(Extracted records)
#####

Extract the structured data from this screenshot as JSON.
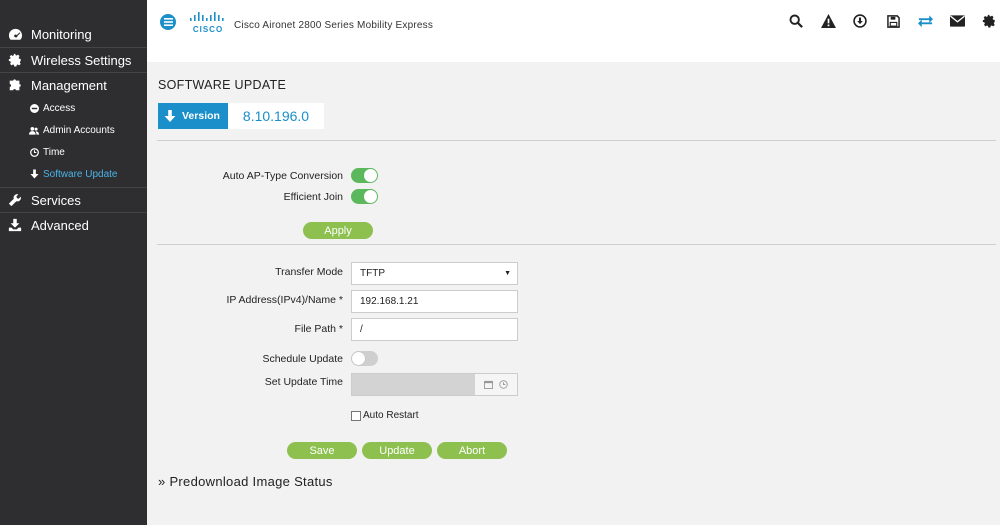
{
  "header": {
    "app_title": "Cisco Aironet 2800 Series Mobility Express",
    "logo_text": "CISCO",
    "icons": [
      "search-icon",
      "alert-icon",
      "download-icon",
      "save-icon",
      "transfer-icon",
      "mail-icon",
      "gear-icon"
    ]
  },
  "sidebar": {
    "items": [
      {
        "label": "Monitoring",
        "icon": "dashboard-icon"
      },
      {
        "label": "Wireless Settings",
        "icon": "gear-icon"
      },
      {
        "label": "Management",
        "icon": "puzzle-icon"
      },
      {
        "label": "Services",
        "icon": "wrench-icon"
      },
      {
        "label": "Advanced",
        "icon": "download-tray-icon"
      }
    ],
    "management_sub": [
      {
        "label": "Access",
        "icon": "minus-circle-icon"
      },
      {
        "label": "Admin Accounts",
        "icon": "users-icon"
      },
      {
        "label": "Time",
        "icon": "clock-icon"
      },
      {
        "label": "Software Update",
        "icon": "arrow-down-icon",
        "active": true
      }
    ]
  },
  "main": {
    "title": "SOFTWARE UPDATE",
    "version_label": "Version",
    "version_value": "8.10.196.0",
    "auto_ap_label": "Auto AP-Type Conversion",
    "auto_ap_on": true,
    "efficient_join_label": "Efficient Join",
    "efficient_join_on": true,
    "apply_label": "Apply",
    "transfer_mode_label": "Transfer Mode",
    "transfer_mode_value": "TFTP",
    "ip_label": "IP Address(IPv4)/Name *",
    "ip_value": "192.168.1.21",
    "file_path_label": "File Path *",
    "file_path_value": "/",
    "schedule_label": "Schedule Update",
    "schedule_on": false,
    "set_time_label": "Set Update Time",
    "auto_restart_label": "Auto Restart",
    "save_label": "Save",
    "update_label": "Update",
    "abort_label": "Abort",
    "predownload_label": "» Predownload Image Status"
  },
  "colors": {
    "accent": "#1a8fc9",
    "toggle_on": "#5cb85c",
    "button_green": "#8dc04f",
    "sidebar_bg": "#2e2e30"
  }
}
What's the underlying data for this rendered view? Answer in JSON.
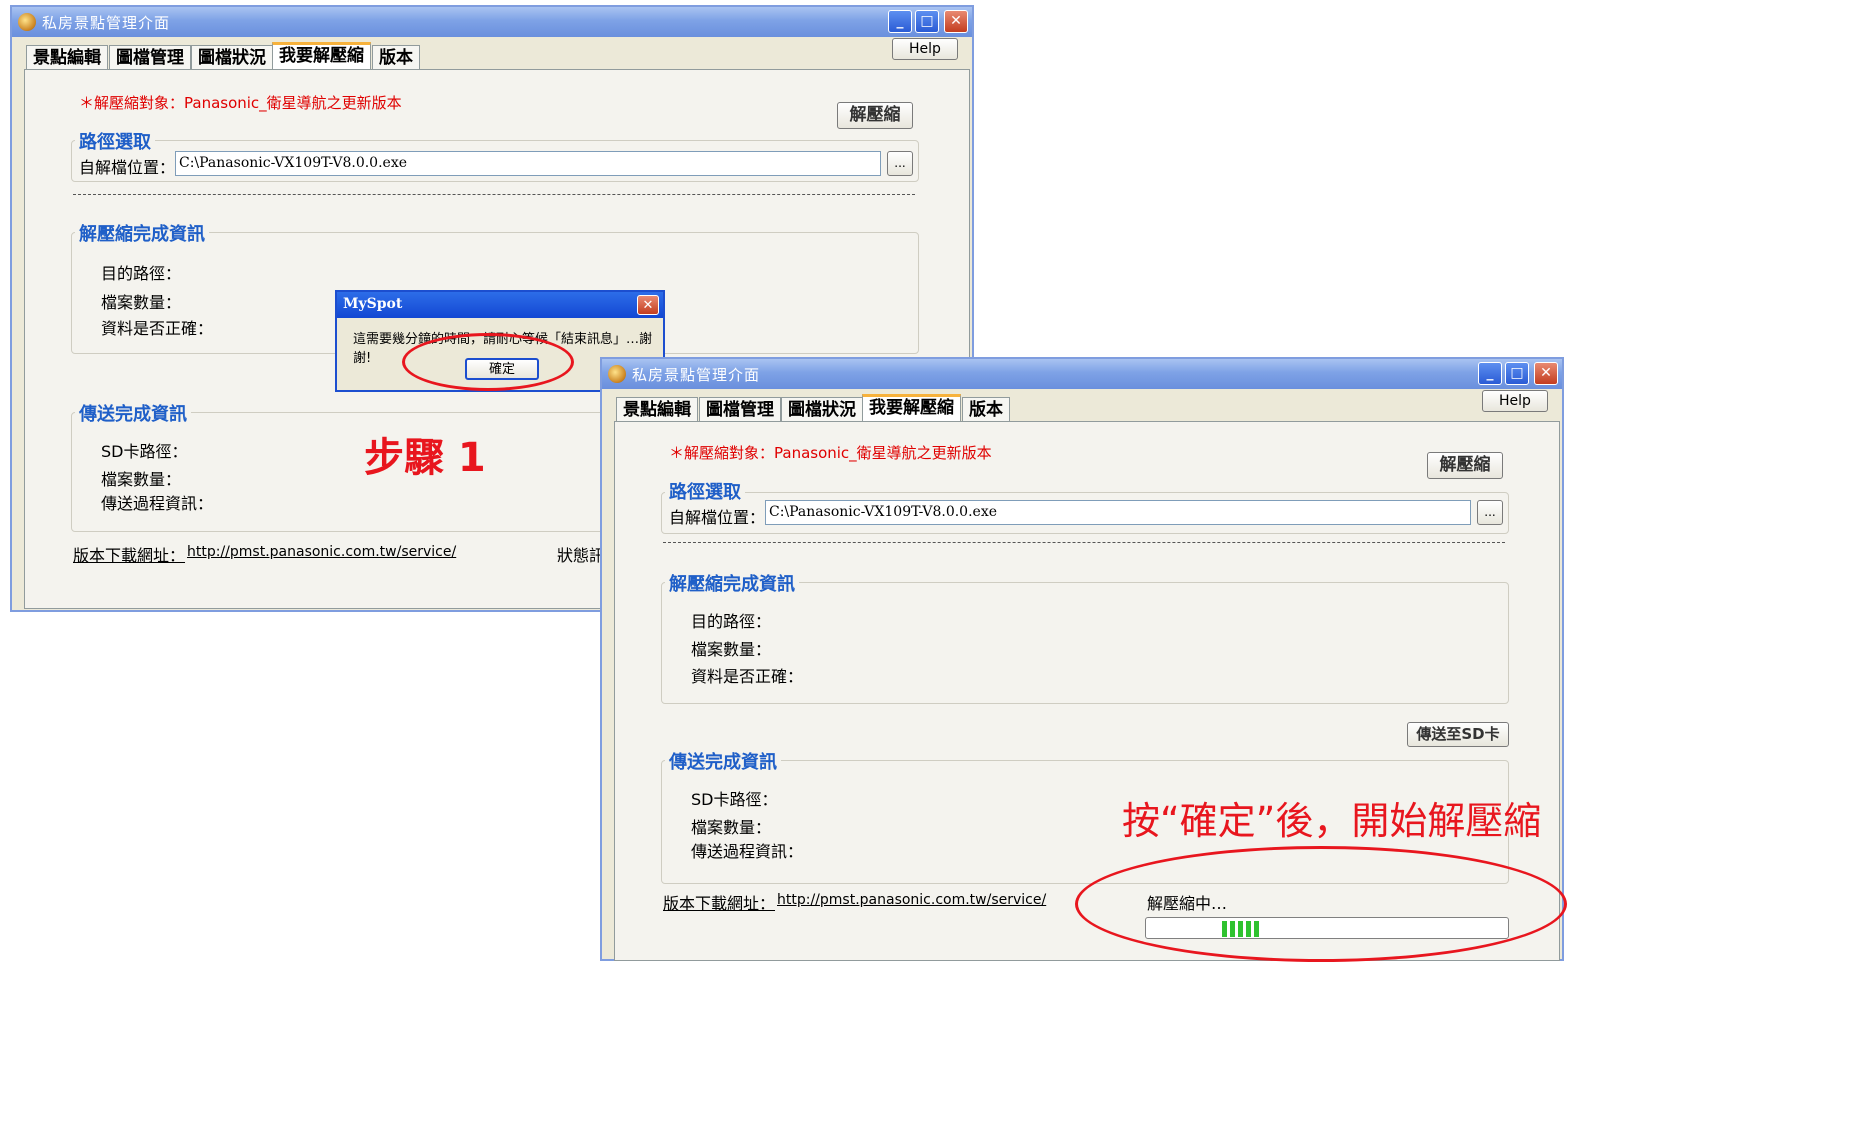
{
  "window1": {
    "title": "私房景點管理介面",
    "tabs": [
      "景點編輯",
      "圖檔管理",
      "圖檔狀況",
      "我要解壓縮",
      "版本"
    ],
    "help_label": "Help",
    "warning": "＊解壓縮對象：Panasonic_衛星導航之更新版本",
    "decompress_button": "解壓縮",
    "path_group_title": "路徑選取",
    "self_extract_label": "自解檔位置：",
    "self_extract_value": "C:\\Panasonic-VX109T-V8.0.0.exe",
    "browse_label": "...",
    "decompress_info_title": "解壓縮完成資訊",
    "dest_path_label": "目的路徑：",
    "file_count_label": "檔案數量：",
    "data_correct_label": "資料是否正確：",
    "transfer_info_title": "傳送完成資訊",
    "sd_path_label": "SD卡路徑：",
    "transfer_count_label": "檔案數量：",
    "transfer_progress_label": "傳送過程資訊：",
    "download_label": "版本下載網址：",
    "download_url": "http://pmst.panasonic.com.tw/service/",
    "status_label": "狀態訊"
  },
  "dialog": {
    "title": "MySpot",
    "message": "這需要幾分鐘的時間，請耐心等候「結束訊息」…謝謝!",
    "ok_label": "確定"
  },
  "window2": {
    "title": "私房景點管理介面",
    "tabs": [
      "景點編輯",
      "圖檔管理",
      "圖檔狀況",
      "我要解壓縮",
      "版本"
    ],
    "help_label": "Help",
    "warning": "＊解壓縮對象：Panasonic_衛星導航之更新版本",
    "decompress_button": "解壓縮",
    "path_group_title": "路徑選取",
    "self_extract_label": "自解檔位置：",
    "self_extract_value": "C:\\Panasonic-VX109T-V8.0.0.exe",
    "browse_label": "...",
    "decompress_info_title": "解壓縮完成資訊",
    "dest_path_label": "目的路徑：",
    "file_count_label": "檔案數量：",
    "data_correct_label": "資料是否正確：",
    "send_sd_button": "傳送至SD卡",
    "transfer_info_title": "傳送完成資訊",
    "sd_path_label": "SD卡路徑：",
    "transfer_count_label": "檔案數量：",
    "transfer_progress_label": "傳送過程資訊：",
    "download_label": "版本下載網址：",
    "download_url": "http://pmst.panasonic.com.tw/service/",
    "status_text": "解壓縮中…"
  },
  "annotations": {
    "step1": "步驟 1",
    "after_ok": "按“確定”後，開始解壓縮"
  },
  "colors": {
    "annotation_red": "#e8161e",
    "group_title_blue": "#1f5fc8",
    "progress_green": "#2fc22f"
  }
}
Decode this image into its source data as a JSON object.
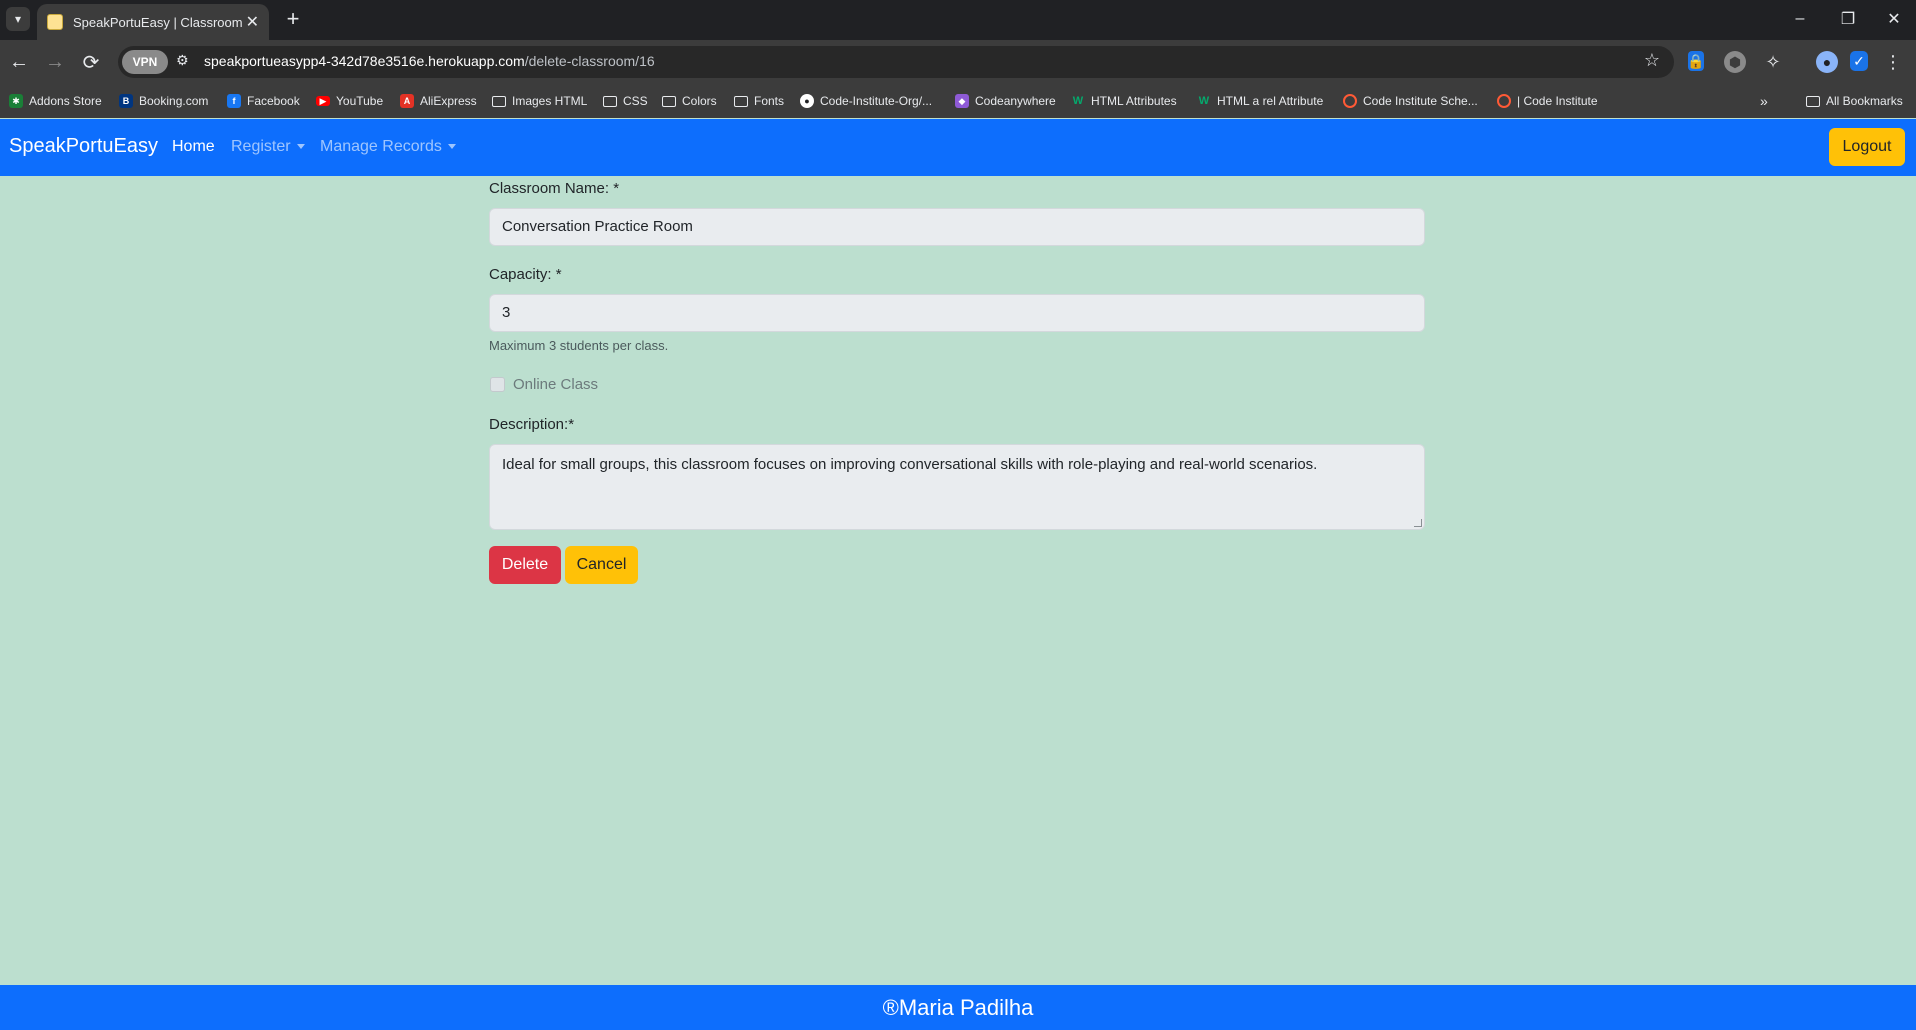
{
  "browser": {
    "tab_title": "SpeakPortuEasy | Classroom Re",
    "url_host": "speakportueasypp4-342d78e3516e.herokuapp.com",
    "url_path": "/delete-classroom/16",
    "vpn_label": "VPN",
    "bookmarks": [
      {
        "label": "Addons Store",
        "icon": "puzzle-icon",
        "color": "#1a7f37"
      },
      {
        "label": "Booking.com",
        "icon": "booking-icon",
        "color": "#003580"
      },
      {
        "label": "Facebook",
        "icon": "facebook-icon",
        "color": "#1877f2"
      },
      {
        "label": "YouTube",
        "icon": "youtube-icon",
        "color": "#ff0000"
      },
      {
        "label": "AliExpress",
        "icon": "aliexpress-icon",
        "color": "#e43225"
      },
      {
        "label": "Images HTML",
        "icon": "folder-icon"
      },
      {
        "label": "CSS",
        "icon": "folder-icon"
      },
      {
        "label": "Colors",
        "icon": "folder-icon"
      },
      {
        "label": "Fonts",
        "icon": "folder-icon"
      },
      {
        "label": "Code-Institute-Org/...",
        "icon": "github-icon",
        "color": "#ffffff"
      },
      {
        "label": "Codeanywhere",
        "icon": "codeanywhere-icon",
        "color": "#8e5ad6"
      },
      {
        "label": "HTML Attributes",
        "icon": "w3-icon",
        "color": "#04aa6d"
      },
      {
        "label": "HTML a rel Attribute",
        "icon": "w3-icon",
        "color": "#04aa6d"
      },
      {
        "label": "Code Institute Sche...",
        "icon": "code-institute-icon",
        "color": "#ff5a36"
      },
      {
        "label": "| Code Institute",
        "icon": "code-institute-icon",
        "color": "#ff5a36"
      }
    ],
    "all_bookmarks": "All Bookmarks"
  },
  "navbar": {
    "brand": "SpeakPortuEasy",
    "home": "Home",
    "register": "Register",
    "manage_records": "Manage Records",
    "logout": "Logout"
  },
  "form": {
    "classroom_name_label": "Classroom Name: *",
    "classroom_name_value": "Conversation Practice Room",
    "capacity_label": "Capacity: *",
    "capacity_value": "3",
    "capacity_help": "Maximum 3 students per class.",
    "online_label": "Online Class",
    "description_label": "Description:*",
    "description_value": "Ideal for small groups, this classroom focuses on improving conversational skills with role-playing and real-world scenarios.",
    "delete_button": "Delete",
    "cancel_button": "Cancel"
  },
  "footer": {
    "text": "®Maria Padilha"
  },
  "colors": {
    "primary": "#0d6efd",
    "page_bg": "#bcdfcf",
    "danger": "#dc3545",
    "warning": "#ffc107"
  }
}
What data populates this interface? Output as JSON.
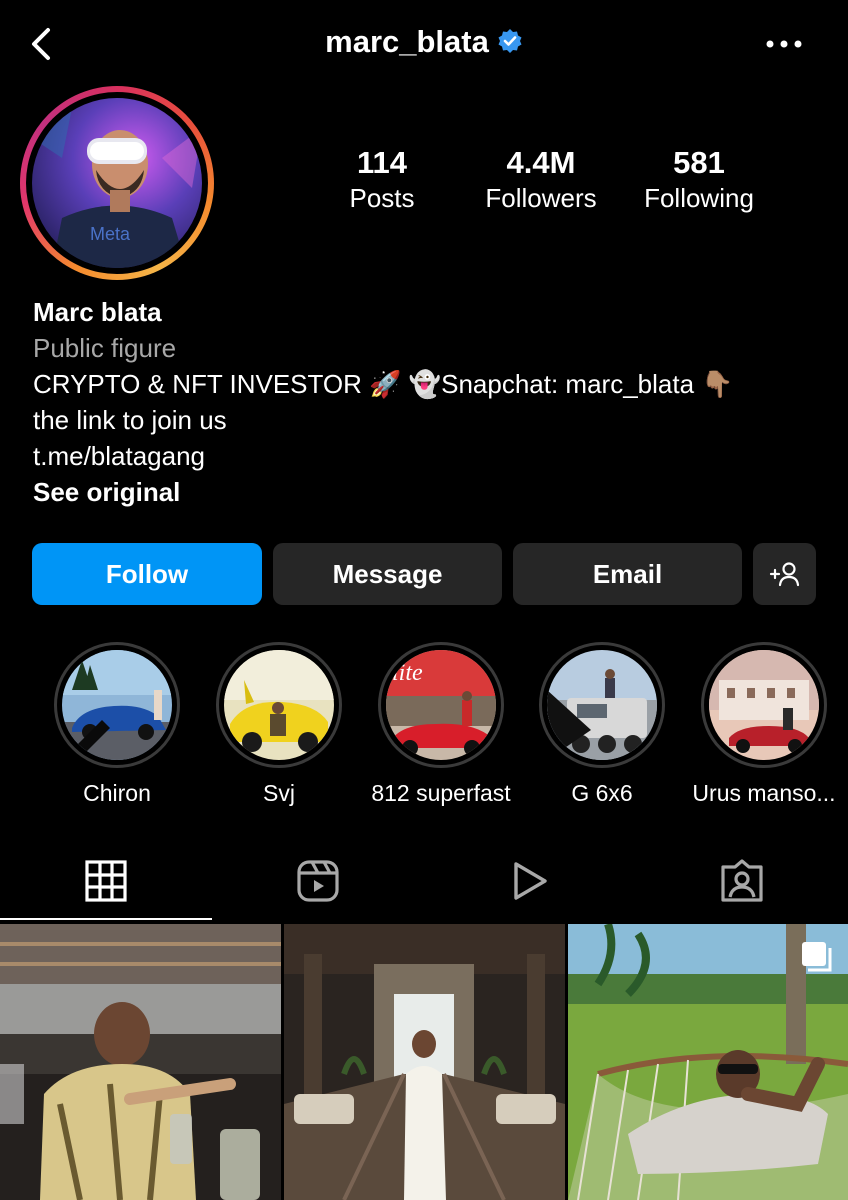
{
  "header": {
    "username": "marc_blata",
    "back_icon": "chevron-left-icon",
    "verified_icon": "verified-badge-icon",
    "more_icon": "more-horizontal-icon",
    "verified_color": "#3897f0"
  },
  "profile": {
    "avatar_ring_colors": [
      "#d8305f",
      "#f58b2e",
      "#f5b548",
      "#c2307e"
    ],
    "avatar_shirt_text": "Meta",
    "stats": [
      {
        "value": "114",
        "label": "Posts"
      },
      {
        "value": "4.4M",
        "label": "Followers"
      },
      {
        "value": "581",
        "label": "Following"
      }
    ],
    "name": "Marc blata",
    "category": "Public figure",
    "bio_line1": "CRYPTO & NFT INVESTOR 🚀  👻Snapchat: marc_blata 👇🏽",
    "bio_line2": "the link to join us",
    "link": "t.me/blatagang",
    "see_original": "See original"
  },
  "actions": {
    "follow": "Follow",
    "message": "Message",
    "email": "Email",
    "add_user_icon": "add-person-icon",
    "follow_color": "#0095f6",
    "secondary_color": "#262626"
  },
  "highlights": [
    {
      "label": "Chiron"
    },
    {
      "label": "Svj"
    },
    {
      "label": "812 superfast"
    },
    {
      "label": "G 6x6"
    },
    {
      "label": "Urus manso..."
    }
  ],
  "highlight_image_text": {
    "elite_sign": "lite"
  },
  "tabs": [
    {
      "icon": "grid-icon",
      "active": true
    },
    {
      "icon": "reels-icon",
      "active": false
    },
    {
      "icon": "play-icon",
      "active": false
    },
    {
      "icon": "tagged-person-icon",
      "active": false
    }
  ],
  "posts": [
    {
      "scene": "restaurant-dining"
    },
    {
      "scene": "lobby-white-outfit"
    },
    {
      "scene": "hammock-lawn",
      "multi_icon": "carousel-icon"
    }
  ]
}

#####

■ WORK TO DO ■
In the lines above, locate the string "HTML". Copy every line where it occurs.

■ ANSWER TO THE TASK ■
        "label": "Images HTML",
        "label": "HTML Attributes",
        "label": "HTML a rel Attribute",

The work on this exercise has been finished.